- THE REQUEST:
Repeat the entire listing exactly as written.

- GIVEN ENTRIES:

________

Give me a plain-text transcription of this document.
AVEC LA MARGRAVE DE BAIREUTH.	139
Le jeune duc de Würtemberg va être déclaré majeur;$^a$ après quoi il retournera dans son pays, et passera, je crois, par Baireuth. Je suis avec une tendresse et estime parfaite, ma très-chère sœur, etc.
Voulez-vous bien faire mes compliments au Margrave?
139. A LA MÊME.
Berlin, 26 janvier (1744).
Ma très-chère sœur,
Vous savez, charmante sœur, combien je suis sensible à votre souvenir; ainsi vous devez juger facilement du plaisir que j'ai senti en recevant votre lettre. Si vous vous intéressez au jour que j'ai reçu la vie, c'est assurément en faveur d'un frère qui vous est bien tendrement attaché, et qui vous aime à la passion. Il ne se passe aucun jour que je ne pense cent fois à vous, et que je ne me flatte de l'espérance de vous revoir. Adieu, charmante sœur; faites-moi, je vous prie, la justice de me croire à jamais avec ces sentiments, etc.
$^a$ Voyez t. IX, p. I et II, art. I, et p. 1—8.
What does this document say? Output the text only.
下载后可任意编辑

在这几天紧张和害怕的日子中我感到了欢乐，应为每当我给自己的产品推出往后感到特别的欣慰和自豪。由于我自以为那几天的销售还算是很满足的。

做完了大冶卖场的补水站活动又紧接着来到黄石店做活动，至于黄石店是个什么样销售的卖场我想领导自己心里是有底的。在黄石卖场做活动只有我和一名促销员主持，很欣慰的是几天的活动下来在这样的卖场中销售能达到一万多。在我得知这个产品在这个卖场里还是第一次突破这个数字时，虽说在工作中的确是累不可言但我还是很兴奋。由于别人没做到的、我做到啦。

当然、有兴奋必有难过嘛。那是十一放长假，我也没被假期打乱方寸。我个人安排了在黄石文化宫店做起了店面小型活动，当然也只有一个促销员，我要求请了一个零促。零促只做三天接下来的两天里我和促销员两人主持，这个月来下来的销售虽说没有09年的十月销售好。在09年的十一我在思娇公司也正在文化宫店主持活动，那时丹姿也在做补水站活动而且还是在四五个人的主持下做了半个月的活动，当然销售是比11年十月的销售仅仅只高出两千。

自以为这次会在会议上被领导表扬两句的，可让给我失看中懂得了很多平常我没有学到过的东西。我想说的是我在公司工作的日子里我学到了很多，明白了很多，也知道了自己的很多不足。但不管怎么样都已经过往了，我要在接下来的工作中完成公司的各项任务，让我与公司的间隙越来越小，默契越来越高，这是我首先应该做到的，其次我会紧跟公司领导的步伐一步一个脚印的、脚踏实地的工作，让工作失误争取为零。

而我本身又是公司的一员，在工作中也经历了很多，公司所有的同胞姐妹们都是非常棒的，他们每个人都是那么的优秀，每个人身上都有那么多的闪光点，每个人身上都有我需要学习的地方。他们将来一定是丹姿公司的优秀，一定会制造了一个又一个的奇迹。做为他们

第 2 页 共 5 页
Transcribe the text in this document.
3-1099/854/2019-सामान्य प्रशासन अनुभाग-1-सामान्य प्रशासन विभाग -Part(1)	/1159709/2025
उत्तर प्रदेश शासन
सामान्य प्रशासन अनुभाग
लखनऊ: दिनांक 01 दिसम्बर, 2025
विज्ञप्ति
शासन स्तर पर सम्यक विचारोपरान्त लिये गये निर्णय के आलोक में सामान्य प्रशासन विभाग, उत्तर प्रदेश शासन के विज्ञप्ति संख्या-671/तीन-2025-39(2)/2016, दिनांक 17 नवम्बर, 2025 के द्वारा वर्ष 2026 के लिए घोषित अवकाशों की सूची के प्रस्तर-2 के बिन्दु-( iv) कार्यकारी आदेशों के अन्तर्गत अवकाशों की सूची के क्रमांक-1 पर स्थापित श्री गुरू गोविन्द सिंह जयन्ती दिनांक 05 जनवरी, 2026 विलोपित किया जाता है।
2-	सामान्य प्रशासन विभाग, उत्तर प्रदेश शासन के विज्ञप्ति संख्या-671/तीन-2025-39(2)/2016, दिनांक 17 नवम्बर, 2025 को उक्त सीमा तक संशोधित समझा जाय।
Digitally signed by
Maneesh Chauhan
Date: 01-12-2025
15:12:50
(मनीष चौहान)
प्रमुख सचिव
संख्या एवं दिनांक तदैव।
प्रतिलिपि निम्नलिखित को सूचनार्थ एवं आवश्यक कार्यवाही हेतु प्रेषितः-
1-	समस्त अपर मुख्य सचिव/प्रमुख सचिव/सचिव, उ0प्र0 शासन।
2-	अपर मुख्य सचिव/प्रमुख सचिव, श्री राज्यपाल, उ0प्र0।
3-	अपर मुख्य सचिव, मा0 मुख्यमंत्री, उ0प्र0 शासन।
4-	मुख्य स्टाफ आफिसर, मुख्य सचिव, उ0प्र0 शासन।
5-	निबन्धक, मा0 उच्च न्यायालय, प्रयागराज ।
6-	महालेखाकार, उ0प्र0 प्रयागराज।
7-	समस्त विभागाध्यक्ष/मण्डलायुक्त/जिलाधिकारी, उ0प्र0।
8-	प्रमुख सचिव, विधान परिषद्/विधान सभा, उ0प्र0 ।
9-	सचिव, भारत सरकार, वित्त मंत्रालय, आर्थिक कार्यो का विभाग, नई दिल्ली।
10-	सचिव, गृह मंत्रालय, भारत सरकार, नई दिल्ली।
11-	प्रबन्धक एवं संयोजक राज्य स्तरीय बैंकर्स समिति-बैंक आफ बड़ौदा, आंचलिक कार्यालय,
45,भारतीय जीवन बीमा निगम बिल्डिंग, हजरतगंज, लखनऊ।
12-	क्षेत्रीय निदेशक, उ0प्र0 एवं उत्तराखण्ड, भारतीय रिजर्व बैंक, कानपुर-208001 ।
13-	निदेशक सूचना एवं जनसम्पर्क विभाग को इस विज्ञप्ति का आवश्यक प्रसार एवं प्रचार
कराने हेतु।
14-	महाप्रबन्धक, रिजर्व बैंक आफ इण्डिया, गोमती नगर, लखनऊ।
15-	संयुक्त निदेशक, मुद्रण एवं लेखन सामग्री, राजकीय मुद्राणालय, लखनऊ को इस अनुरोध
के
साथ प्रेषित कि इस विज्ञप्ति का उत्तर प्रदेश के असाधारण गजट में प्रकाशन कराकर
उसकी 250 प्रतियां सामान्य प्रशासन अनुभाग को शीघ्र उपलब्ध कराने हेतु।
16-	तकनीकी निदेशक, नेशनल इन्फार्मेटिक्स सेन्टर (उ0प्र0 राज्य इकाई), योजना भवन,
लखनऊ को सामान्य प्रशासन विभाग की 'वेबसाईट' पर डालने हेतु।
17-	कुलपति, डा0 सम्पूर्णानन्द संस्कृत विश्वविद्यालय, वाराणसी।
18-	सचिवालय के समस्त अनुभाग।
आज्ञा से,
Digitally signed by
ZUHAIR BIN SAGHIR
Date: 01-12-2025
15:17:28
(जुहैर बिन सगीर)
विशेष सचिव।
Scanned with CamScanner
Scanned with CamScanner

________

- RESULT BELOW:
Give me a plain-text transcription of this document.
AVEC LA MARGRAVE DE BAIREUTH.	139
Le jeune duc de Würtemberg va être déclaré majeur;$^a$ après quoi il retournera dans son pays, et passera, je crois, par Baireuth. Je suis avec une tendresse et estime parfaite, ma très-chère sœur, etc.
Voulez-vous bien faire mes compliments au Margrave?
139. A LA MÊME.
Berlin, 26 janvier (1744).
Ma très-chère sœur,
Vous savez, charmante sœur, combien je suis sensible à votre souvenir; ainsi vous devez juger facilement du plaisir que j'ai senti en recevant votre lettre. Si vous vous intéressez au jour que j'ai reçu la vie, c'est assurément en faveur d'un frère qui vous est bien tendrement attaché, et qui vous aime à la passion. Il ne se passe aucun jour que je ne pense cent fois à vous, et que je ne me flatte de l'espérance de vous revoir. Adieu, charmante sœur; faites-moi, je vous prie, la justice de me croire à jamais avec ces sentiments, etc.
$^a$ Voyez t. IX, p. I et II, art. I, et p. 1—8.
What does this document say? Output the text only.
下载后可任意编辑

在这几天紧张和害怕的日子中我感到了欢乐，应为每当我给自己的产品推出往后感到特别的欣慰和自豪。由于我自以为那几天的销售还算是很满足的。

做完了大冶卖场的补水站活动又紧接着来到黄石店做活动，至于黄石店是个什么样销售的卖场我想领导自己心里是有底的。在黄石卖场做活动只有我和一名促销员主持，很欣慰的是几天的活动下来在这样的卖场中销售能达到一万多。在我得知这个产品在这个卖场里还是第一次突破这个数字时，虽说在工作中的确是累不可言但我还是很兴奋。由于别人没做到的、我做到啦。

当然、有兴奋必有难过嘛。那是十一放长假，我也没被假期打乱方寸。我个人安排了在黄石文化宫店做起了店面小型活动，当然也只有一个促销员，我要求请了一个零促。零促只做三天接下来的两天里我和促销员两人主持，这个月来下来的销售虽说没有09年的十月销售好。在09年的十一我在思娇公司也正在文化宫店主持活动，那时丹姿也在做补水站活动而且还是在四五个人的主持下做了半个月的活动，当然销售是比11年十月的销售仅仅只高出两千。

自以为这次会在会议上被领导表扬两句的，可让给我失看中懂得了很多平常我没有学到过的东西。我想说的是我在公司工作的日子里我学到了很多，明白了很多，也知道了自己的很多不足。但不管怎么样都已经过往了，我要在接下来的工作中完成公司的各项任务，让我与公司的间隙越来越小，默契越来越高，这是我首先应该做到的，其次我会紧跟公司领导的步伐一步一个脚印的、脚踏实地的工作，让工作失误争取为零。

而我本身又是公司的一员，在工作中也经历了很多，公司所有的同胞姐妹们都是非常棒的，他们每个人都是那么的优秀，每个人身上都有那么多的闪光点，每个人身上都有我需要学习的地方。他们将来一定是丹姿公司的优秀，一定会制造了一个又一个的奇迹。做为他们

第 2 页 共 5 页
Transcribe the text in this document.
3-1099/854/2019-सामान्य प्रशासन अनुभाग-1-सामान्य प्रशासन विभाग -Part(1)	/1159709/2025
उत्तर प्रदेश शासन
सामान्य प्रशासन अनुभाग
लखनऊ: दिनांक 01 दिसम्बर, 2025
विज्ञप्ति
शासन स्तर पर सम्यक विचारोपरान्त लिये गये निर्णय के आलोक में सामान्य प्रशासन विभाग, उत्तर प्रदेश शासन के विज्ञप्ति संख्या-671/तीन-2025-39(2)/2016, दिनांक 17 नवम्बर, 2025 के द्वारा वर्ष 2026 के लिए घोषित अवकाशों की सूची के प्रस्तर-2 के बिन्दु-( iv) कार्यकारी आदेशों के अन्तर्गत अवकाशों की सूची के क्रमांक-1 पर स्थापित श्री गुरू गोविन्द सिंह जयन्ती दिनांक 05 जनवरी, 2026 विलोपित किया जाता है।
2-	सामान्य प्रशासन विभाग, उत्तर प्रदेश शासन के विज्ञप्ति संख्या-671/तीन-2025-39(2)/2016, दिनांक 17 नवम्बर, 2025 को उक्त सीमा तक संशोधित समझा जाय।
Digitally signed by
Maneesh Chauhan
Date: 01-12-2025
15:12:50
(मनीष चौहान)
प्रमुख सचिव
संख्या एवं दिनांक तदैव।
प्रतिलिपि निम्नलिखित को सूचनार्थ एवं आवश्यक कार्यवाही हेतु प्रेषितः-
1-	समस्त अपर मुख्य सचिव/प्रमुख सचिव/सचिव, उ0प्र0 शासन।
2-	अपर मुख्य सचिव/प्रमुख सचिव, श्री राज्यपाल, उ0प्र0।
3-	अपर मुख्य सचिव, मा0 मुख्यमंत्री, उ0प्र0 शासन।
4-	मुख्य स्टाफ आफिसर, मुख्य सचिव, उ0प्र0 शासन।
5-	निबन्धक, मा0 उच्च न्यायालय, प्रयागराज ।
6-	महालेखाकार, उ0प्र0 प्रयागराज।
7-	समस्त विभागाध्यक्ष/मण्डलायुक्त/जिलाधिकारी, उ0प्र0।
8-	प्रमुख सचिव, विधान परिषद्/विधान सभा, उ0प्र0 ।
9-	सचिव, भारत सरकार, वित्त मंत्रालय, आर्थिक कार्यो का विभाग, नई दिल्ली।
10-	सचिव, गृह मंत्रालय, भारत सरकार, नई दिल्ली।
11-	प्रबन्धक एवं संयोजक राज्य स्तरीय बैंकर्स समिति-बैंक आफ बड़ौदा, आंचलिक कार्यालय,
45,भारतीय जीवन बीमा निगम बिल्डिंग, हजरतगंज, लखनऊ।
12-	क्षेत्रीय निदेशक, उ0प्र0 एवं उत्तराखण्ड, भारतीय रिजर्व बैंक, कानपुर-208001 ।
13-	निदेशक सूचना एवं जनसम्पर्क विभाग को इस विज्ञप्ति का आवश्यक प्रसार एवं प्रचार
कराने हेतु।
14-	महाप्रबन्धक, रिजर्व बैंक आफ इण्डिया, गोमती नगर, लखनऊ।
15-	संयुक्त निदेशक, मुद्रण एवं लेखन सामग्री, राजकीय मुद्राणालय, लखनऊ को इस अनुरोध
के
साथ प्रेषित कि इस विज्ञप्ति का उत्तर प्रदेश के असाधारण गजट में प्रकाशन कराकर
उसकी 250 प्रतियां सामान्य प्रशासन अनुभाग को शीघ्र उपलब्ध कराने हेतु।
16-	तकनीकी निदेशक, नेशनल इन्फार्मेटिक्स सेन्टर (उ0प्र0 राज्य इकाई), योजना भवन,
लखनऊ को सामान्य प्रशासन विभाग की 'वेबसाईट' पर डालने हेतु।
17-	कुलपति, डा0 सम्पूर्णानन्द संस्कृत विश्वविद्यालय, वाराणसी।
18-	सचिवालय के समस्त अनुभाग।
आज्ञा से,
Digitally signed by
ZUHAIR BIN SAGHIR
Date: 01-12-2025
15:17:28
(जुहैर बिन सगीर)
विशेष सचिव।
Scanned with CamScanner
Scanned with CamScanner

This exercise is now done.